**LISTING**
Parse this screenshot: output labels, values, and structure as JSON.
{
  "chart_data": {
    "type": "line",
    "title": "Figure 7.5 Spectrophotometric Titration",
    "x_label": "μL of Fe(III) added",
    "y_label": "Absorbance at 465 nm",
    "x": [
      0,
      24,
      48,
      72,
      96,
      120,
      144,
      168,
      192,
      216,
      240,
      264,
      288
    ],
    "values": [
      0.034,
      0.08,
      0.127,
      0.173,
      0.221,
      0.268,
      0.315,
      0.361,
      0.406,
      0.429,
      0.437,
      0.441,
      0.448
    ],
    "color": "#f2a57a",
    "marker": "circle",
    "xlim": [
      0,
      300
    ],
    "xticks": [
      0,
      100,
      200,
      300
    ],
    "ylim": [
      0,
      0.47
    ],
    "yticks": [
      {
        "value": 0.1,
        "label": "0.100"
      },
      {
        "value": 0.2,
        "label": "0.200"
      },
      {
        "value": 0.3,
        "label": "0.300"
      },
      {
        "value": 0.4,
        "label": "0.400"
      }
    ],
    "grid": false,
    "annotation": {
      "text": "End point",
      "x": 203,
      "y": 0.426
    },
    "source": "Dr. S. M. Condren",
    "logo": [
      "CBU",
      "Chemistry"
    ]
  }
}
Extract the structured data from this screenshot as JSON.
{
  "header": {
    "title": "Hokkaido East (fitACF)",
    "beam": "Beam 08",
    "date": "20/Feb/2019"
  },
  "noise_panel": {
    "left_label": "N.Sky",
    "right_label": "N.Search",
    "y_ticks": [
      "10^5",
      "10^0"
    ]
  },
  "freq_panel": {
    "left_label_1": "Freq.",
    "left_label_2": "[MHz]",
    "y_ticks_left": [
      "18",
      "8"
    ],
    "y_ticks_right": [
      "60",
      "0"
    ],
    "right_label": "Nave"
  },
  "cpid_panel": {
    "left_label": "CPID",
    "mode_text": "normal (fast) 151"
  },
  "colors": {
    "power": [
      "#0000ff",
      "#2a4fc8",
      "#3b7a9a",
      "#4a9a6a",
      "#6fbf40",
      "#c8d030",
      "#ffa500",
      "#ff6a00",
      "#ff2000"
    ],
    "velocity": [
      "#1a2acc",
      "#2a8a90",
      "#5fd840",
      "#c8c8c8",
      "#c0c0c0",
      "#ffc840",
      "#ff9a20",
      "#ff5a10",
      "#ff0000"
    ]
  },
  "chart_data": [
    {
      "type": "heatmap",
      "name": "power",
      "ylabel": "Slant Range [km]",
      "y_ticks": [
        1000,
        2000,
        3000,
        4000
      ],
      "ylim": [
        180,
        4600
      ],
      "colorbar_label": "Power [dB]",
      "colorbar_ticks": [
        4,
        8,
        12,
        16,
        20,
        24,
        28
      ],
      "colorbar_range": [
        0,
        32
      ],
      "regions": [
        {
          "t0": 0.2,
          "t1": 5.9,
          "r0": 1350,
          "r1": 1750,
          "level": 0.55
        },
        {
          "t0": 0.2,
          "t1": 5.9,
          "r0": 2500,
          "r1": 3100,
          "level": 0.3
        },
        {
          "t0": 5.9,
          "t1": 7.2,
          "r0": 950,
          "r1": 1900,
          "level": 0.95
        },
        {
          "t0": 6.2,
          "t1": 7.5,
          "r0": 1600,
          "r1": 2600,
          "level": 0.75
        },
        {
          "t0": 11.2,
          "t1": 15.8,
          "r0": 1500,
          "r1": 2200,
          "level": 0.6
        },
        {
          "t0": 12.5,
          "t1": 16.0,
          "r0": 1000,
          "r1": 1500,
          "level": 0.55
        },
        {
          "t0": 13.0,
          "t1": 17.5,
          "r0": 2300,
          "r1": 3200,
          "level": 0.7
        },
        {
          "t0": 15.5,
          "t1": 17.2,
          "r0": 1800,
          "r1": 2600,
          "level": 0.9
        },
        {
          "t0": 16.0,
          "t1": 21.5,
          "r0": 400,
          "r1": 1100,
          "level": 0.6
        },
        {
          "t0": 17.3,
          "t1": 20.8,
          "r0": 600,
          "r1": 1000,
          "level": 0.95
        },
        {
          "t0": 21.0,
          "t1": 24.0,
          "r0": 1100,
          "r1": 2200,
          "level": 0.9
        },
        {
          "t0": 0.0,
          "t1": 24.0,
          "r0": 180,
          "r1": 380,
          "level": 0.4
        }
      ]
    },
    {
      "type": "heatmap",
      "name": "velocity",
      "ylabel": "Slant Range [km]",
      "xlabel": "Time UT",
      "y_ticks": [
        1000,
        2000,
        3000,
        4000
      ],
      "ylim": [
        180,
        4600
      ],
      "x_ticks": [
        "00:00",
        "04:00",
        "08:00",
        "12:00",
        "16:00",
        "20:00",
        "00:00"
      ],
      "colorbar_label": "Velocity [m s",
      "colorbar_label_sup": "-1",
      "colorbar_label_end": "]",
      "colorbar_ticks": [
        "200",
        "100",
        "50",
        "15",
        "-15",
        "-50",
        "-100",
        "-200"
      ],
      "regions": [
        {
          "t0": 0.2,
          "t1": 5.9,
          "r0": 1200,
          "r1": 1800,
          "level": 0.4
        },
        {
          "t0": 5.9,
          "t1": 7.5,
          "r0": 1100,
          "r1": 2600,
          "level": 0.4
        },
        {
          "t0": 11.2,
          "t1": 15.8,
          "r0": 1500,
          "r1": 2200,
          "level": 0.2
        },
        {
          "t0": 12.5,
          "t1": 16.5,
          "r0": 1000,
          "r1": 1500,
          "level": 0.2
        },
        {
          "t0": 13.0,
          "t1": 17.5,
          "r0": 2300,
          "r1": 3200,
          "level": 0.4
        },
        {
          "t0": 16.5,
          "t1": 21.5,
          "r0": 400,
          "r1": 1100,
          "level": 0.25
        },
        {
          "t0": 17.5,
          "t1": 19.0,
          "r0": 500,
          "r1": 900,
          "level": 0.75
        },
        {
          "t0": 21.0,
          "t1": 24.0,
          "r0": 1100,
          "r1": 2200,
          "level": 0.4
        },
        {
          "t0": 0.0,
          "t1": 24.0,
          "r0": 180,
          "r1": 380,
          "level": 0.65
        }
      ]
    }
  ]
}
...
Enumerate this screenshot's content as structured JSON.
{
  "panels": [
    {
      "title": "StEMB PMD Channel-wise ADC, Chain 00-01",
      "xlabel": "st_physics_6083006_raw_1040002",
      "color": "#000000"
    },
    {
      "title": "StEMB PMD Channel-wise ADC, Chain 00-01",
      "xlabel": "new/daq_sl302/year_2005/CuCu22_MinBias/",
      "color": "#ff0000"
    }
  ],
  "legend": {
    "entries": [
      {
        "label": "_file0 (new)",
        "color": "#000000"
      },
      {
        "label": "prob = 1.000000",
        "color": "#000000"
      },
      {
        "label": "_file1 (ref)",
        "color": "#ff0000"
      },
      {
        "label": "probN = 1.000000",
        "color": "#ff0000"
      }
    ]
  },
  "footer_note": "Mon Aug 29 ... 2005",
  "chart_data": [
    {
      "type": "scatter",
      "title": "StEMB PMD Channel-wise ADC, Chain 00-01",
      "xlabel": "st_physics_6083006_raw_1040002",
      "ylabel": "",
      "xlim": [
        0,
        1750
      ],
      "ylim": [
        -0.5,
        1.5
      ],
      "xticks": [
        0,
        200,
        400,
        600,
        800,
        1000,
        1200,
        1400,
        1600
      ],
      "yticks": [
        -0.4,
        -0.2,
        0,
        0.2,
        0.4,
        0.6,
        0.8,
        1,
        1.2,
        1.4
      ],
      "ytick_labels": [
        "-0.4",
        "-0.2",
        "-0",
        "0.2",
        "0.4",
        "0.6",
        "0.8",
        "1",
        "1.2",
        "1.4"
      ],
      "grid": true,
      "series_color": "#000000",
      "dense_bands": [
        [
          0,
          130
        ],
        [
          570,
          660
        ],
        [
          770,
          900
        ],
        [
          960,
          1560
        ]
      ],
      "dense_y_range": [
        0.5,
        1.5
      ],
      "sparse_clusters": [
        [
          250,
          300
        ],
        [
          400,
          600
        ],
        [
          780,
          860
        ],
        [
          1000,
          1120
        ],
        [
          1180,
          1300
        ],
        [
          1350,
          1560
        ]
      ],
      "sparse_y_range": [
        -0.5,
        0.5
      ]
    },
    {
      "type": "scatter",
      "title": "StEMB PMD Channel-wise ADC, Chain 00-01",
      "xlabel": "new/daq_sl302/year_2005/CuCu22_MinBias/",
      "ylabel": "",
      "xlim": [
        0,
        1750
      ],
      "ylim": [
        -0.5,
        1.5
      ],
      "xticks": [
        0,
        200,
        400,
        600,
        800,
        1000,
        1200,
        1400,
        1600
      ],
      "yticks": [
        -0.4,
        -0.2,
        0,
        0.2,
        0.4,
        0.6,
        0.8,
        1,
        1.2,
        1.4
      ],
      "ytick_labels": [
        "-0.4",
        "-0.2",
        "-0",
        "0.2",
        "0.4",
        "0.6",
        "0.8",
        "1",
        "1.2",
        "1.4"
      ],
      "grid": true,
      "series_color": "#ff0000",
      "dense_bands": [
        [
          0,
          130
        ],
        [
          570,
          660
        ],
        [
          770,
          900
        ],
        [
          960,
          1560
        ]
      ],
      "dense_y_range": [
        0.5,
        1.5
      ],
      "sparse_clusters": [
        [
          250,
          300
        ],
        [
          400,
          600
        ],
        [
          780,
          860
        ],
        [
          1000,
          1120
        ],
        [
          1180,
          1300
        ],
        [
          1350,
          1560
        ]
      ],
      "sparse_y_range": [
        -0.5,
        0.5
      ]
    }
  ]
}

**STATED TASK**
Isolate the lines above that contain the word "values" and copy them.

**WRITTEN ANSWER**
Parse this screenshot: output labels, values, and structure as JSON.
    "values": [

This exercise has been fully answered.